*What this task involves*. Using the listing below, report all lines holding the word "with".
________________________
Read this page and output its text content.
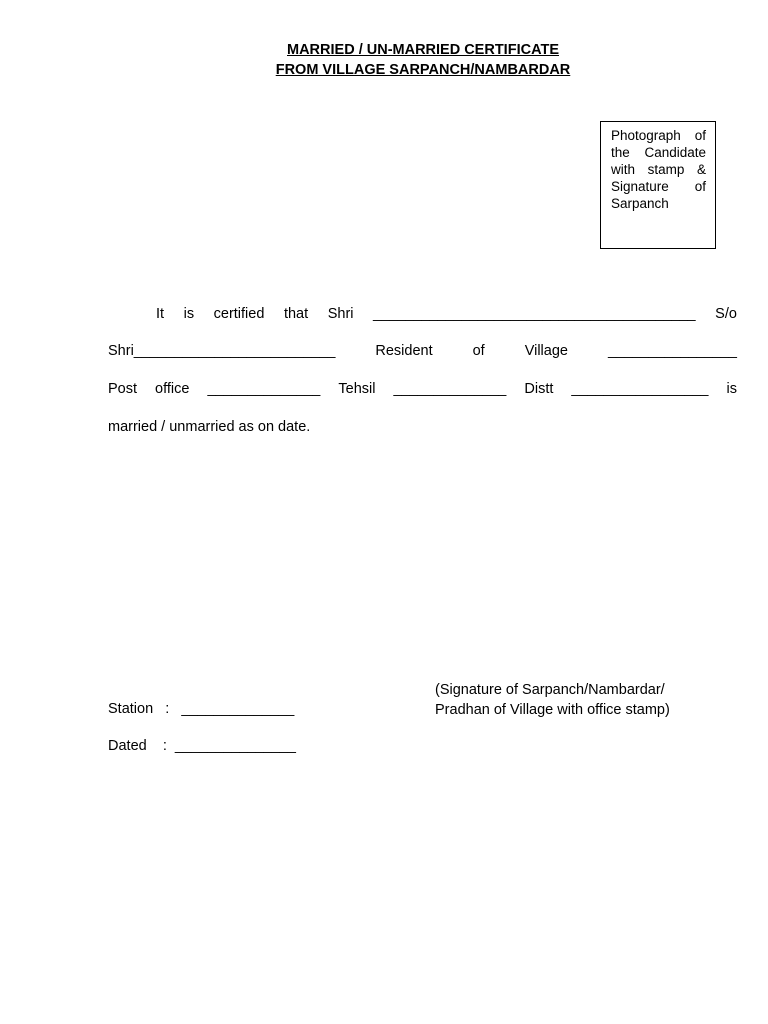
MARRIED / UN-MARRIED CERTIFICATE
FROM VILLAGE SARPANCH/NAMBARDAR
Photograph of
the Candidate
with stamp &
Signature of
Sarpanch
It is certified that Shri ________________________________________ S/o
Shri_________________________	Resident	of	Village	________________
Post office ______________ Tehsil ______________ Distt _________________ is
married / unmarried as on date.
(Signature of Sarpanch/Nambardar/
Pradhan of Village with office stamp)
Station : ______________
Dated : _______________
________________________
*Exercise response*.
with stamp &
Pradhan of Village with office stamp)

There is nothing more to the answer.